> EXERCISE TASK
Reproduce all of the listing below without alteration.
====== EXERCISE MATERIAL ======
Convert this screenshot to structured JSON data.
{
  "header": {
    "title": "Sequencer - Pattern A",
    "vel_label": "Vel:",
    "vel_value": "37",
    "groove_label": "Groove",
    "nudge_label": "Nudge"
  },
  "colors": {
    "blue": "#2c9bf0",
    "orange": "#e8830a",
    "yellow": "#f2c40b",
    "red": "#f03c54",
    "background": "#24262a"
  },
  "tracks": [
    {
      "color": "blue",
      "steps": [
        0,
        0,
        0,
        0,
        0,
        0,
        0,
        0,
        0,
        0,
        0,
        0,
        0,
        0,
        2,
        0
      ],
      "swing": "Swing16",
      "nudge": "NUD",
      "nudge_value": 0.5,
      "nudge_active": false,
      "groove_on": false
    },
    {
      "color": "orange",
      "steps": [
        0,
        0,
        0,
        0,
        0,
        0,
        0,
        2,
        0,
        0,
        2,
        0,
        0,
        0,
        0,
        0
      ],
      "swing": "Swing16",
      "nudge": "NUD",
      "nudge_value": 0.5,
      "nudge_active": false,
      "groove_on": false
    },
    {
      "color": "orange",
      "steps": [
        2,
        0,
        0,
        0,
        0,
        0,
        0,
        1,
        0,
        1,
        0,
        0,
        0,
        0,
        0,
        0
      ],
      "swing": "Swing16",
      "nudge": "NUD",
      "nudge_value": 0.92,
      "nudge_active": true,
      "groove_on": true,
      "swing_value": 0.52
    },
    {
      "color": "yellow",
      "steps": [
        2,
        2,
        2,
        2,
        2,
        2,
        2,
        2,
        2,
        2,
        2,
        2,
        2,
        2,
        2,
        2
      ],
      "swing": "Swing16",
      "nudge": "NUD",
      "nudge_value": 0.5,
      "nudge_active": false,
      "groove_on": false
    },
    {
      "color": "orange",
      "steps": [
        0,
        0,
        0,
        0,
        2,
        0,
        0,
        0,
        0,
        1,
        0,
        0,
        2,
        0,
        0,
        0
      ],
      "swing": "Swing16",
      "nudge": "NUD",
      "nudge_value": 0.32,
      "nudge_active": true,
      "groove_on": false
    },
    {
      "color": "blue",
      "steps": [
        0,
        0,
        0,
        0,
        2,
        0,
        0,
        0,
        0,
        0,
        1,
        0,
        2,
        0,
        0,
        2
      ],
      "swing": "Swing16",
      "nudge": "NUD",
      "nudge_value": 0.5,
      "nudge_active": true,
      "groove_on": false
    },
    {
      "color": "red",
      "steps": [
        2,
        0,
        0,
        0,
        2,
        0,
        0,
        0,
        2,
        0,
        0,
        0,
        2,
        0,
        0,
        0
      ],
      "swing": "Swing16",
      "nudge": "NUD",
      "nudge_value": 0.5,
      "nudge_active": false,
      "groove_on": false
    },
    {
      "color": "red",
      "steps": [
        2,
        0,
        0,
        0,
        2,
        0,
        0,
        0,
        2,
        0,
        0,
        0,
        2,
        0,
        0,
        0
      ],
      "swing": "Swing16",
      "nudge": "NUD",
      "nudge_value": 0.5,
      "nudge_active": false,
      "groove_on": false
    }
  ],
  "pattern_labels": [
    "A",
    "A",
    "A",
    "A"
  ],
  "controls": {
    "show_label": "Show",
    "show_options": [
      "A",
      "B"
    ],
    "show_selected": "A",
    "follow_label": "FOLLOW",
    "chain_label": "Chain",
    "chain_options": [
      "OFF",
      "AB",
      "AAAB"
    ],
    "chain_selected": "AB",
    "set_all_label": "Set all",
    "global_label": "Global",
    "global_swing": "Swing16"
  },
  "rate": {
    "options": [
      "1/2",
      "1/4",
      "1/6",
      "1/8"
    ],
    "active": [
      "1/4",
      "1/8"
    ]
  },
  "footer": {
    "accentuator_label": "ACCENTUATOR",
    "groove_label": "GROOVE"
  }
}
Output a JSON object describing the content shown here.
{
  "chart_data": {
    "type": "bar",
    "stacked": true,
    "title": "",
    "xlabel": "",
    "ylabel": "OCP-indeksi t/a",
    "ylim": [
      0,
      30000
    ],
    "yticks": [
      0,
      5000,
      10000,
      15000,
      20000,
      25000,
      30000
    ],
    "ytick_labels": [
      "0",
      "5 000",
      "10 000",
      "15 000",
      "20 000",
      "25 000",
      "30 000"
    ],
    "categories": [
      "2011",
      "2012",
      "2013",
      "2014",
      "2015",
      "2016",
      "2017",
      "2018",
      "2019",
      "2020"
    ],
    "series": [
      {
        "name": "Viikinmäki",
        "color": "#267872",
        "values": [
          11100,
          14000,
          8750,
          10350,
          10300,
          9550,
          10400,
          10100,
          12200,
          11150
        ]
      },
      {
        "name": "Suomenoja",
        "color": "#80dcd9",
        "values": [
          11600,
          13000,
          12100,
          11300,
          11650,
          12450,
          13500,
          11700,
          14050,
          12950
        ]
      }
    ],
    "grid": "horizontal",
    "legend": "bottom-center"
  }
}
======
> RESULT OF THE EXERCISE
Convert this screenshot to structured JSON data.
{
  "header": {
    "title": "Sequencer - Pattern A",
    "vel_label": "Vel:",
    "vel_value": "37",
    "groove_label": "Groove",
    "nudge_label": "Nudge"
  },
  "colors": {
    "blue": "#2c9bf0",
    "orange": "#e8830a",
    "yellow": "#f2c40b",
    "red": "#f03c54",
    "background": "#24262a"
  },
  "tracks": [
    {
      "color": "blue",
      "steps": [
        0,
        0,
        0,
        0,
        0,
        0,
        0,
        0,
        0,
        0,
        0,
        0,
        0,
        0,
        2,
        0
      ],
      "swing": "Swing16",
      "nudge": "NUD",
      "nudge_value": 0.5,
      "nudge_active": false,
      "groove_on": false
    },
    {
      "color": "orange",
      "steps": [
        0,
        0,
        0,
        0,
        0,
        0,
        0,
        2,
        0,
        0,
        2,
        0,
        0,
        0,
        0,
        0
      ],
      "swing": "Swing16",
      "nudge": "NUD",
      "nudge_value": 0.5,
      "nudge_active": false,
      "groove_on": false
    },
    {
      "color": "orange",
      "steps": [
        2,
        0,
        0,
        0,
        0,
        0,
        0,
        1,
        0,
        1,
        0,
        0,
        0,
        0,
        0,
        0
      ],
      "swing": "Swing16",
      "nudge": "NUD",
      "nudge_value": 0.92,
      "nudge_active": true,
      "groove_on": true,
      "swing_value": 0.52
    },
    {
      "color": "yellow",
      "steps": [
        2,
        2,
        2,
        2,
        2,
        2,
        2,
        2,
        2,
        2,
        2,
        2,
        2,
        2,
        2,
        2
      ],
      "swing": "Swing16",
      "nudge": "NUD",
      "nudge_value": 0.5,
      "nudge_active": false,
      "groove_on": false
    },
    {
      "color": "orange",
      "steps": [
        0,
        0,
        0,
        0,
        2,
        0,
        0,
        0,
        0,
        1,
        0,
        0,
        2,
        0,
        0,
        0
      ],
      "swing": "Swing16",
      "nudge": "NUD",
      "nudge_value": 0.32,
      "nudge_active": true,
      "groove_on": false
    },
    {
      "color": "blue",
      "steps": [
        0,
        0,
        0,
        0,
        2,
        0,
        0,
        0,
        0,
        0,
        1,
        0,
        2,
        0,
        0,
        2
      ],
      "swing": "Swing16",
      "nudge": "NUD",
      "nudge_value": 0.5,
      "nudge_active": true,
      "groove_on": false
    },
    {
      "color": "red",
      "steps": [
        2,
        0,
        0,
        0,
        2,
        0,
        0,
        0,
        2,
        0,
        0,
        0,
        2,
        0,
        0,
        0
      ],
      "swing": "Swing16",
      "nudge": "NUD",
      "nudge_value": 0.5,
      "nudge_active": false,
      "groove_on": false
    },
    {
      "color": "red",
      "steps": [
        2,
        0,
        0,
        0,
        2,
        0,
        0,
        0,
        2,
        0,
        0,
        0,
        2,
        0,
        0,
        0
      ],
      "swing": "Swing16",
      "nudge": "NUD",
      "nudge_value": 0.5,
      "nudge_active": false,
      "groove_on": false
    }
  ],
  "pattern_labels": [
    "A",
    "A",
    "A",
    "A"
  ],
  "controls": {
    "show_label": "Show",
    "show_options": [
      "A",
      "B"
    ],
    "show_selected": "A",
    "follow_label": "FOLLOW",
    "chain_label": "Chain",
    "chain_options": [
      "OFF",
      "AB",
      "AAAB"
    ],
    "chain_selected": "AB",
    "set_all_label": "Set all",
    "global_label": "Global",
    "global_swing": "Swing16"
  },
  "rate": {
    "options": [
      "1/2",
      "1/4",
      "1/6",
      "1/8"
    ],
    "active": [
      "1/4",
      "1/8"
    ]
  },
  "footer": {
    "accentuator_label": "ACCENTUATOR",
    "groove_label": "GROOVE"
  }
}
Output a JSON object describing the content shown here.
{
  "chart_data": {
    "type": "bar",
    "stacked": true,
    "title": "",
    "xlabel": "",
    "ylabel": "OCP-indeksi t/a",
    "ylim": [
      0,
      30000
    ],
    "yticks": [
      0,
      5000,
      10000,
      15000,
      20000,
      25000,
      30000
    ],
    "ytick_labels": [
      "0",
      "5 000",
      "10 000",
      "15 000",
      "20 000",
      "25 000",
      "30 000"
    ],
    "categories": [
      "2011",
      "2012",
      "2013",
      "2014",
      "2015",
      "2016",
      "2017",
      "2018",
      "2019",
      "2020"
    ],
    "series": [
      {
        "name": "Viikinmäki",
        "color": "#267872",
        "values": [
          11100,
          14000,
          8750,
          10350,
          10300,
          9550,
          10400,
          10100,
          12200,
          11150
        ]
      },
      {
        "name": "Suomenoja",
        "color": "#80dcd9",
        "values": [
          11600,
          13000,
          12100,
          11300,
          11650,
          12450,
          13500,
          11700,
          14050,
          12950
        ]
      }
    ],
    "grid": "horizontal",
    "legend": "bottom-center"
  }
}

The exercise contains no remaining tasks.